=== The input ===
****************************************

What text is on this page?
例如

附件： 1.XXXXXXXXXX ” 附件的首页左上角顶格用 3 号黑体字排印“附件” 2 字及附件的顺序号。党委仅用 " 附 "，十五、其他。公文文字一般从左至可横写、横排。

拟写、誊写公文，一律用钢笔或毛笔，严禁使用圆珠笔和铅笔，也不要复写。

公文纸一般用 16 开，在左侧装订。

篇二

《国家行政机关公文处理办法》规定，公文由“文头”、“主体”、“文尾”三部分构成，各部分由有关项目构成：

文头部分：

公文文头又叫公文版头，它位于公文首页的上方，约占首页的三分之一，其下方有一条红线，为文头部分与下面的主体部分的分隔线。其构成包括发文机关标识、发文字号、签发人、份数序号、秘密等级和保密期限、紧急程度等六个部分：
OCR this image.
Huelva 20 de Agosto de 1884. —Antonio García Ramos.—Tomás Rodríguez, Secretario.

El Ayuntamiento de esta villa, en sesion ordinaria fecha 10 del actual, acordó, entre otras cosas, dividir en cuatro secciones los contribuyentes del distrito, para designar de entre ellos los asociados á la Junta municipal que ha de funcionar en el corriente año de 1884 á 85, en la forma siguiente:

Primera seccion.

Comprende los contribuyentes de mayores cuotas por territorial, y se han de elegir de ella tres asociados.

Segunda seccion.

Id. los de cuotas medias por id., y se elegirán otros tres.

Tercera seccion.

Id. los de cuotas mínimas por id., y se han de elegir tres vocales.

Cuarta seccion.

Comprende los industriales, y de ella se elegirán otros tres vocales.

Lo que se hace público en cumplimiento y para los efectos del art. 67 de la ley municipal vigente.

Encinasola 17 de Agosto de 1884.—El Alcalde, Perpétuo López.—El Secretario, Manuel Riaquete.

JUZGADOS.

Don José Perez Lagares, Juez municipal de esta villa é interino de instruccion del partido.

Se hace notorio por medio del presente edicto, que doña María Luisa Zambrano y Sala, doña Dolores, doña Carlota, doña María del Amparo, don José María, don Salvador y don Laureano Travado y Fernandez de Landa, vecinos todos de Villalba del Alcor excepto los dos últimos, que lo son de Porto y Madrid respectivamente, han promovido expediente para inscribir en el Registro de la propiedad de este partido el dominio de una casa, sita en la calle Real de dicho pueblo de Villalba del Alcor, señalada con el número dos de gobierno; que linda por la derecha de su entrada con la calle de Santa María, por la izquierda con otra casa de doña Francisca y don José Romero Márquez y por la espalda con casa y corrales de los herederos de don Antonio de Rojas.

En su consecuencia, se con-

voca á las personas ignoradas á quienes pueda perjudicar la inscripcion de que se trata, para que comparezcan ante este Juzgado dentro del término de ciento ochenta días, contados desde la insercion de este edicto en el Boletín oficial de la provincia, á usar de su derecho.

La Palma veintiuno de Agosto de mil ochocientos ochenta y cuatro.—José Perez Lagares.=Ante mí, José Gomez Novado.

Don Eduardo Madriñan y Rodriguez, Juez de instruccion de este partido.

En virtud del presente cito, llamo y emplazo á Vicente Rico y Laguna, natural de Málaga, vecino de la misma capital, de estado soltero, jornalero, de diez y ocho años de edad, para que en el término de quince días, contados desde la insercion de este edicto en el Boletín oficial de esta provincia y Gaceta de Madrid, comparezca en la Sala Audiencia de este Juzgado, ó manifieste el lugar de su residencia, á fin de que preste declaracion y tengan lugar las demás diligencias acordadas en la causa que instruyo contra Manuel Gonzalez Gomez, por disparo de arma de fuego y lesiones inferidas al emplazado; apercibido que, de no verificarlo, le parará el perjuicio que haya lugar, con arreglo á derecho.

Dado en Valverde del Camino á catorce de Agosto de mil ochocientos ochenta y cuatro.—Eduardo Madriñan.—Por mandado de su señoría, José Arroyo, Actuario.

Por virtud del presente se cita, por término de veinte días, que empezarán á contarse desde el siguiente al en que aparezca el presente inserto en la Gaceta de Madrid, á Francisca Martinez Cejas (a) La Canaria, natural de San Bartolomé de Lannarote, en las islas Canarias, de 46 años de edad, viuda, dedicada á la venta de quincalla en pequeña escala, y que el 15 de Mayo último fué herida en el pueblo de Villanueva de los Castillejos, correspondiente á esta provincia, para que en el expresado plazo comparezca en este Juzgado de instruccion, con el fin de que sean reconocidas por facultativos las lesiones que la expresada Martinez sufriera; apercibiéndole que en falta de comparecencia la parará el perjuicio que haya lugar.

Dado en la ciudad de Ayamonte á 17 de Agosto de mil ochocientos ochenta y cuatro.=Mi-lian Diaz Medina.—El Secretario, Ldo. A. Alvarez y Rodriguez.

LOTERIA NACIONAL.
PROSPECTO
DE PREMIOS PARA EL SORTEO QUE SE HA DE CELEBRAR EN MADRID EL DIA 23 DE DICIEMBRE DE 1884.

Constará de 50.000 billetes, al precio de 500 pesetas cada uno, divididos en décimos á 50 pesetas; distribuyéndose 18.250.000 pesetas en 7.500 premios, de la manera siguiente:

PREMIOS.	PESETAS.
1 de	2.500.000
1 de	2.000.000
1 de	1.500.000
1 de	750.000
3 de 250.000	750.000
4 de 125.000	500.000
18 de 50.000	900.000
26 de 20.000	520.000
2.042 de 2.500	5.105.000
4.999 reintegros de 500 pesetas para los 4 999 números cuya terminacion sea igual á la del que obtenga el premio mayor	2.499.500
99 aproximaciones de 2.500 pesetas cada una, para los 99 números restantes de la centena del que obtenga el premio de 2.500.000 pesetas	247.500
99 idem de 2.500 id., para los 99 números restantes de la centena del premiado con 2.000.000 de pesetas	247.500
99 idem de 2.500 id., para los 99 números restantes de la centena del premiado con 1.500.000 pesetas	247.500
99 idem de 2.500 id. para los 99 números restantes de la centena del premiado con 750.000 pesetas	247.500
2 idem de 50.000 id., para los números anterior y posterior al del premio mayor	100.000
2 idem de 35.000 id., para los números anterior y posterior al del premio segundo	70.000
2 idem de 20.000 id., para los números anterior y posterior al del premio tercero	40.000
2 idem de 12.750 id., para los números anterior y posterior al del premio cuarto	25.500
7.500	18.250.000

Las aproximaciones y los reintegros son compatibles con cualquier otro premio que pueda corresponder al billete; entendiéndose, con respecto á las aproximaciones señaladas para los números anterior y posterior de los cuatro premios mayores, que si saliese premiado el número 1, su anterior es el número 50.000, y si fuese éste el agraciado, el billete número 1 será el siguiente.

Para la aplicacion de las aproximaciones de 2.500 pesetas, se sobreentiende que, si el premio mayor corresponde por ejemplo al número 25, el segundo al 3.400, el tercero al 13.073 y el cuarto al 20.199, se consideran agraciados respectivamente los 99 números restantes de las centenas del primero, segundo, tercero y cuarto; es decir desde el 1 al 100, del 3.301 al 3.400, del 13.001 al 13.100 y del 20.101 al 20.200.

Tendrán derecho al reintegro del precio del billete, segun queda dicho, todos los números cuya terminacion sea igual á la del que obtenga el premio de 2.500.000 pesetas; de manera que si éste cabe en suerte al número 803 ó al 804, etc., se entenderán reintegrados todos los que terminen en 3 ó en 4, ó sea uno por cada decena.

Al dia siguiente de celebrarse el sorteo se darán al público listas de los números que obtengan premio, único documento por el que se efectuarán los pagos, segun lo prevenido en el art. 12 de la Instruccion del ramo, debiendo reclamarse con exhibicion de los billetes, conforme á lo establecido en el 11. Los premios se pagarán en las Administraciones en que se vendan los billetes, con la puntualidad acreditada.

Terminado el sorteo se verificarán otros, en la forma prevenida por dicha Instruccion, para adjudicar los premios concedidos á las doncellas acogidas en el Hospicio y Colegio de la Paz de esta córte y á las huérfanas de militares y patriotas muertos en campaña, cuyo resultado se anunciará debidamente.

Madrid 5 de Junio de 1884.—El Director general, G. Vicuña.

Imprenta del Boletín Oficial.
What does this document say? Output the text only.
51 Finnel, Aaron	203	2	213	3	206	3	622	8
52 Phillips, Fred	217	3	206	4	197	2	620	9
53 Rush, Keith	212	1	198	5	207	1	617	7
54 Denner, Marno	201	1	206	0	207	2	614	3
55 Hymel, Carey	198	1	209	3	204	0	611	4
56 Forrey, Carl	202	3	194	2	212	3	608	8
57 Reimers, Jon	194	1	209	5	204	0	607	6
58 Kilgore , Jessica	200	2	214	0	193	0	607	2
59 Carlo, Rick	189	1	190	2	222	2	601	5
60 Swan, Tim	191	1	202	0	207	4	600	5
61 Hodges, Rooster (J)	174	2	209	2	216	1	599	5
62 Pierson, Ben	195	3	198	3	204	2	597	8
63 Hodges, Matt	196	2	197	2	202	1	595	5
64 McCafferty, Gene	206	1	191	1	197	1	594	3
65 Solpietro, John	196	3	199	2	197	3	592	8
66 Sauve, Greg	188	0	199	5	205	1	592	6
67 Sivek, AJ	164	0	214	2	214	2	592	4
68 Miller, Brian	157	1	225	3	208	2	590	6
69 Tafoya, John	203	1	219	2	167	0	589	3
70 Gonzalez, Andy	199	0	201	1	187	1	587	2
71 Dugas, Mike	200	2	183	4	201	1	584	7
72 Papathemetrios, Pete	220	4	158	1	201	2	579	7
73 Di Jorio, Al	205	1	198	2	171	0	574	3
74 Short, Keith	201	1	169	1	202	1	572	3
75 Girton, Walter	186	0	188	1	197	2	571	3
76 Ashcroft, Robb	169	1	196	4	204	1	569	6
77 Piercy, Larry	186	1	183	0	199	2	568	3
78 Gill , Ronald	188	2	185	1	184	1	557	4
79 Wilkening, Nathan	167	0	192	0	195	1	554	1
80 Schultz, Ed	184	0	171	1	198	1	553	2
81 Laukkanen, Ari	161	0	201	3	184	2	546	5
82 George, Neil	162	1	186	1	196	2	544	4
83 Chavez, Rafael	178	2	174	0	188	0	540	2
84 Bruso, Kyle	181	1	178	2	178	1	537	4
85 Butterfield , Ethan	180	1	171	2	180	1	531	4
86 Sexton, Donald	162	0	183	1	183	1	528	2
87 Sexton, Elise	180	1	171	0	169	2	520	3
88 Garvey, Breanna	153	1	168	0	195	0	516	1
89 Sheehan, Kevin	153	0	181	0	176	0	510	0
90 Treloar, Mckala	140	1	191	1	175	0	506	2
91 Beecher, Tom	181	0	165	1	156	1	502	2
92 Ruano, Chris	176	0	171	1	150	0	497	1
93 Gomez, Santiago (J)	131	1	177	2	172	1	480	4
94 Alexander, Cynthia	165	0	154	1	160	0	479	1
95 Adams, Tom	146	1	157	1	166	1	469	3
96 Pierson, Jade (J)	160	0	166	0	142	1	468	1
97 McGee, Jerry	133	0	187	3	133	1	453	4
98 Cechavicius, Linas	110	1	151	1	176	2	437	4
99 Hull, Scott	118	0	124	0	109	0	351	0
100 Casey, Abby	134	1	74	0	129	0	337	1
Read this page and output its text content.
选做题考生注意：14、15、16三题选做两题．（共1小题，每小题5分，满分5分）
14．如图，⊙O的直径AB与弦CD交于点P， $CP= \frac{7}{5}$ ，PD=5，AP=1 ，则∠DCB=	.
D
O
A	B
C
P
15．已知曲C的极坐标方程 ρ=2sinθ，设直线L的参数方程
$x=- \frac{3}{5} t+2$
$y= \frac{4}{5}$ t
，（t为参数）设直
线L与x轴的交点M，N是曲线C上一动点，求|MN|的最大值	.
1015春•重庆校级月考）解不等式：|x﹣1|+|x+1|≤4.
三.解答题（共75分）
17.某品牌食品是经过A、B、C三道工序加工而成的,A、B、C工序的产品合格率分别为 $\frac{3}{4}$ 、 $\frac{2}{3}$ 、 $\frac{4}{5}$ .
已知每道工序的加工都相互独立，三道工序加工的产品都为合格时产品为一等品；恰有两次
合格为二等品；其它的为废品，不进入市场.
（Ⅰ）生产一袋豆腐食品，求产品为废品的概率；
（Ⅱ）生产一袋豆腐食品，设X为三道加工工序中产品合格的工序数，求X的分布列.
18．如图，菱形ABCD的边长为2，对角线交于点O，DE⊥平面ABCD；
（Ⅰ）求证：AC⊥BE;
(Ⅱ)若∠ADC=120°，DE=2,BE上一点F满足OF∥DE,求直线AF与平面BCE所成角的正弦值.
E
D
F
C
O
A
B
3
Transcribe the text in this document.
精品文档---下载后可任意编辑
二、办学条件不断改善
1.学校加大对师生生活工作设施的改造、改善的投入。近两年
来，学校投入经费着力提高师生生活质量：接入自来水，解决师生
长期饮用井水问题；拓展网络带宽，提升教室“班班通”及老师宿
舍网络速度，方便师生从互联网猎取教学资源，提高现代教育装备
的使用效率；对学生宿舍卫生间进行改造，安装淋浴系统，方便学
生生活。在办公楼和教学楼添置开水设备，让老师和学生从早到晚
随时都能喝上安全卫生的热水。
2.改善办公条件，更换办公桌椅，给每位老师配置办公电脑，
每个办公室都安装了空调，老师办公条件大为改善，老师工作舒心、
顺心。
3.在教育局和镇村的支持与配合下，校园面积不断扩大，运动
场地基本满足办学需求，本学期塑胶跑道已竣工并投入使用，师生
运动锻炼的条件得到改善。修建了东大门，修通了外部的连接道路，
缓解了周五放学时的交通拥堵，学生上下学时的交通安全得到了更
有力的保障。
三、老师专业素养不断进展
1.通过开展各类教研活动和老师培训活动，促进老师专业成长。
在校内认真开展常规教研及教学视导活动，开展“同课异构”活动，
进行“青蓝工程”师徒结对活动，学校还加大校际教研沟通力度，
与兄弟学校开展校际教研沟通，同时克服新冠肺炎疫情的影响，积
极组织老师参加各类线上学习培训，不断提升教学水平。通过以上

****************************************

=== Prompt ===
The lines to quote run from the one containing "Read this page and output its text content." through the final line of the material above; please give them exactly, both ends included, and nothing else.

=== Task result ===
Read this page and output its text content.
选做题考生注意：14、15、16三题选做两题．（共1小题，每小题5分，满分5分）
14．如图，⊙O的直径AB与弦CD交于点P， $CP= \frac{7}{5}$ ，PD=5，AP=1 ，则∠DCB=	.
D
O
A	B
C
P
15．已知曲C的极坐标方程 ρ=2sinθ，设直线L的参数方程
$x=- \frac{3}{5} t+2$
$y= \frac{4}{5}$ t
，（t为参数）设直
线L与x轴的交点M，N是曲线C上一动点，求|MN|的最大值	.
1015春•重庆校级月考）解不等式：|x﹣1|+|x+1|≤4.
三.解答题（共75分）
17.某品牌食品是经过A、B、C三道工序加工而成的,A、B、C工序的产品合格率分别为 $\frac{3}{4}$ 、 $\frac{2}{3}$ 、 $\frac{4}{5}$ .
已知每道工序的加工都相互独立，三道工序加工的产品都为合格时产品为一等品；恰有两次
合格为二等品；其它的为废品，不进入市场.
（Ⅰ）生产一袋豆腐食品，求产品为废品的概率；
（Ⅱ）生产一袋豆腐食品，设X为三道加工工序中产品合格的工序数，求X的分布列.
18．如图，菱形ABCD的边长为2，对角线交于点O，DE⊥平面ABCD；
（Ⅰ）求证：AC⊥BE;
(Ⅱ)若∠ADC=120°，DE=2,BE上一点F满足OF∥DE,求直线AF与平面BCE所成角的正弦值.
E
D
F
C
O
A
B
3
Transcribe the text in this document.
精品文档---下载后可任意编辑
二、办学条件不断改善
1.学校加大对师生生活工作设施的改造、改善的投入。近两年
来，学校投入经费着力提高师生生活质量：接入自来水，解决师生
长期饮用井水问题；拓展网络带宽，提升教室“班班通”及老师宿
舍网络速度，方便师生从互联网猎取教学资源，提高现代教育装备
的使用效率；对学生宿舍卫生间进行改造，安装淋浴系统，方便学
生生活。在办公楼和教学楼添置开水设备，让老师和学生从早到晚
随时都能喝上安全卫生的热水。
2.改善办公条件，更换办公桌椅，给每位老师配置办公电脑，
每个办公室都安装了空调，老师办公条件大为改善，老师工作舒心、
顺心。
3.在教育局和镇村的支持与配合下，校园面积不断扩大，运动
场地基本满足办学需求，本学期塑胶跑道已竣工并投入使用，师生
运动锻炼的条件得到改善。修建了东大门，修通了外部的连接道路，
缓解了周五放学时的交通拥堵，学生上下学时的交通安全得到了更
有力的保障。
三、老师专业素养不断进展
1.通过开展各类教研活动和老师培训活动，促进老师专业成长。
在校内认真开展常规教研及教学视导活动，开展“同课异构”活动，
进行“青蓝工程”师徒结对活动，学校还加大校际教研沟通力度，
与兄弟学校开展校际教研沟通，同时克服新冠肺炎疫情的影响，积
极组织老师参加各类线上学习培训，不断提升教学水平。通过以上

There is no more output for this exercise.